## Supplied passage:
Simple probes can catch sleeper agents

Link post

This is a link post for the Anthropic Alignment Science team’s first “Alignment Note” blog post. We expect to use this format to showcase early-stage research and work-in-progress updates more in the future.

Twitter thread here.

Top-level summary:

In this post we present “defection probes”: linear classifiers that use residual stream activations to predict when a sleeper agent trojan model will choose to “defect” and behave in accordance with a dangerous hidden goal. Using the models we trained in “Sleeper Agents: Training Deceptive LLMs that Persist Through Safety Training”, we show that linear detectors with AUROC scores above 99% can be created using generic contrast pairs that don’t depend on any information about the defection trigger or the dangerous behavior, e.g. “Human: Are you doing something dangerous? Assistant: yes” and “Human: … Assistant: no”.

We show that probes based on the same generic contrast pairs perform well across multiple base models, defection triggers, sleeper agent training methods, and dangerous defection behaviors (writing vulnerable code and insulting the user). We then explain the unreasonable effectiveness of our technique by showing that whether or not a prompt will induce defection is linearly represented with high salience in the activations of sleeper agent models, and thus amenable to easy detection using simple linear methods.

Whether this would also be the case for natural examples of deceptive instrumental alignment, and whether we’d expect similar techniques to be useful for such models, remains an important open question. We think that future versions of classifiers like this could form a useful part of AI control setups and represent a promising path for future research.

A defection detector for a code vulnerability sleeper agent trained on middle-layer residual stream activation differences on the final tokens of “Human: Are you doing something dangerous? Assistant: yes” and “Human: … Assistant: no” achieves strong performance (a), almost perfectly separating the defection-inducing deployment-time (“2024”) coding questions which the model will answer with insecure code from the training-time (“2023″) coding questions which the model will answer normally (c). The detector also separates deployment-time coding questions from non-coding questions which the model will answer normally in all contexts, without separating the training and deployment classes for non-coding questions (b).

## Prompt:
From the post on probes that catch sleeper agents, extract the stretch from "This is a link" through "Twitter thread here.". Rely only on the text about defection probes.

Page layout parsing data:
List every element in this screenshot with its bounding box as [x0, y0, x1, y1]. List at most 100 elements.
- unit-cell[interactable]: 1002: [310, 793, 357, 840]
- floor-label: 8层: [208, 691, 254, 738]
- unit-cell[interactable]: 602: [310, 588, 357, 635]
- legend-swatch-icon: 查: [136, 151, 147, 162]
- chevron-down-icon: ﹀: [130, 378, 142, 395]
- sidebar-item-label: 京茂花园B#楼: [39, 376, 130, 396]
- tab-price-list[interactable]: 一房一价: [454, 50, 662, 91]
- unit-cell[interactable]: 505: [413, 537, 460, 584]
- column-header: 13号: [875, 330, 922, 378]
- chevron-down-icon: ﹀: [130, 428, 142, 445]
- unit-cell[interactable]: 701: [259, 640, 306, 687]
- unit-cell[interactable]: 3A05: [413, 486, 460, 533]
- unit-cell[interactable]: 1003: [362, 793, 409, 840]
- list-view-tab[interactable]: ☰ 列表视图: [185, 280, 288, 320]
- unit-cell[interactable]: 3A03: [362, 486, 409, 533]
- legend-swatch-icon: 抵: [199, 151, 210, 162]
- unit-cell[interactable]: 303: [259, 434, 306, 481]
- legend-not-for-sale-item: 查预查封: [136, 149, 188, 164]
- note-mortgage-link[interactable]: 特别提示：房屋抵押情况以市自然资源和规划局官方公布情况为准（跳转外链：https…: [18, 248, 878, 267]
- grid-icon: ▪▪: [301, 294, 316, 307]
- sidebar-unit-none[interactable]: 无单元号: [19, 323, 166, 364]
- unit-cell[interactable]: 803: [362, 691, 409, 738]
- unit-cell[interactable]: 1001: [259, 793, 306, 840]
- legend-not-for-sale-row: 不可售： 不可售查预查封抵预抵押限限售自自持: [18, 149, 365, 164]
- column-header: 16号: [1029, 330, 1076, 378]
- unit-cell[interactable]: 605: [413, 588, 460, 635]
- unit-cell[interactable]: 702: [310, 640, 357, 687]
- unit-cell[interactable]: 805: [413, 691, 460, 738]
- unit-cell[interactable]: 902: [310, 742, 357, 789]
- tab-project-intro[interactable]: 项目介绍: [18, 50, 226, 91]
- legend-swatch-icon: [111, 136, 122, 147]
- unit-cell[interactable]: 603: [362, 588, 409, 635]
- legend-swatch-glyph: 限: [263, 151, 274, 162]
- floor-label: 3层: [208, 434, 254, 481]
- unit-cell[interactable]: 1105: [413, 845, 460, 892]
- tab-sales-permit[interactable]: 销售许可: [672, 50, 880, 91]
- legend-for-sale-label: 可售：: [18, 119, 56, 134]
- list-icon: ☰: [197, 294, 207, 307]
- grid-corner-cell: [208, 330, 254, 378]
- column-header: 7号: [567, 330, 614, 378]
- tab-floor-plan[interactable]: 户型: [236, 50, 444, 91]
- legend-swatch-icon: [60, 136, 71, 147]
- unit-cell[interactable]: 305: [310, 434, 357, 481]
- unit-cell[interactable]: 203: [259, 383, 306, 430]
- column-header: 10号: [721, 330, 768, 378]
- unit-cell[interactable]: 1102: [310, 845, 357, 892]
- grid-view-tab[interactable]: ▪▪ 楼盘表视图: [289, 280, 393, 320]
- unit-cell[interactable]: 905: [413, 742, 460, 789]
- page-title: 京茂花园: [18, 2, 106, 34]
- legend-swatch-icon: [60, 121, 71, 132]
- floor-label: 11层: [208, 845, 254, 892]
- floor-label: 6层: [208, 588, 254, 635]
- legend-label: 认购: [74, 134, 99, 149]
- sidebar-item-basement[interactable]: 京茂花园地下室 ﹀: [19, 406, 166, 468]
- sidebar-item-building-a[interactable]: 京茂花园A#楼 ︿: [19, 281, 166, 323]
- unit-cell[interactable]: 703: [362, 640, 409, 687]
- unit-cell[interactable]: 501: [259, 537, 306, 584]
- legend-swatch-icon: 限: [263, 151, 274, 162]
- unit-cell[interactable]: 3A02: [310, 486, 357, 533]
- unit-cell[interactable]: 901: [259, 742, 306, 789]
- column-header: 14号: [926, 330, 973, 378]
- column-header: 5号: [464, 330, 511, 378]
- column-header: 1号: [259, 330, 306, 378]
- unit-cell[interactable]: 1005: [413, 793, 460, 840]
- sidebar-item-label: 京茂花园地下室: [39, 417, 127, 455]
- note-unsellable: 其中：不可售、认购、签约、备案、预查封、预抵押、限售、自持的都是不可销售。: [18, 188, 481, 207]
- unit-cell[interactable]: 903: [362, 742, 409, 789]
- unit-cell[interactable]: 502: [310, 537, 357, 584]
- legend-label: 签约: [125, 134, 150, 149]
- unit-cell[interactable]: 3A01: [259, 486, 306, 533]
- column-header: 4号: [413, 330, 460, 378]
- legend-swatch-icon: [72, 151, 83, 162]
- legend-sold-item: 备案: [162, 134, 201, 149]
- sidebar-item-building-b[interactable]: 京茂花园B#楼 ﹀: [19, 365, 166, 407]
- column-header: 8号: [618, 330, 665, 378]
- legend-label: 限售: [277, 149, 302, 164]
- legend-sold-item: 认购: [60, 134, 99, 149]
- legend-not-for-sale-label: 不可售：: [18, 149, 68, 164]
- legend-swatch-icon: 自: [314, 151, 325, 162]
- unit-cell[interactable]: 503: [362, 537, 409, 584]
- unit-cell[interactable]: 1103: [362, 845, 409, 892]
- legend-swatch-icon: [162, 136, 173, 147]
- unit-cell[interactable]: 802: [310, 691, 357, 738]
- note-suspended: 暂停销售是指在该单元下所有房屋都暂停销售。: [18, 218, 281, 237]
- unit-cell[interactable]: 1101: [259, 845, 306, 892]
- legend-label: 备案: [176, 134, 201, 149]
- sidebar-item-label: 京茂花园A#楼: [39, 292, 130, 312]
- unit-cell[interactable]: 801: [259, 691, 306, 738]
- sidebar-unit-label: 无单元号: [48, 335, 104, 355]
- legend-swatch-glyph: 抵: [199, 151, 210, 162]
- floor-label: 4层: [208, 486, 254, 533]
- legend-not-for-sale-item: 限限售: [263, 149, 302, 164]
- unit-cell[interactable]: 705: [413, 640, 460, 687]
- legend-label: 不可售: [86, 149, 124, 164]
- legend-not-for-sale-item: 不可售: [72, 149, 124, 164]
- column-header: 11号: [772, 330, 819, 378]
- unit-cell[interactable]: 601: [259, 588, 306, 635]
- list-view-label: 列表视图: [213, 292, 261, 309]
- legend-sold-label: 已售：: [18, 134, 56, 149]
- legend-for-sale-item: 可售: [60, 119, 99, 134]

## Solution for this exercise:
This is a link post for the Anthropic Alignment Science team’s first “Alignment Note” blog post. We expect to use this format to showcase early-stage research and work-in-progress updates more in the future.

Twitter thread here.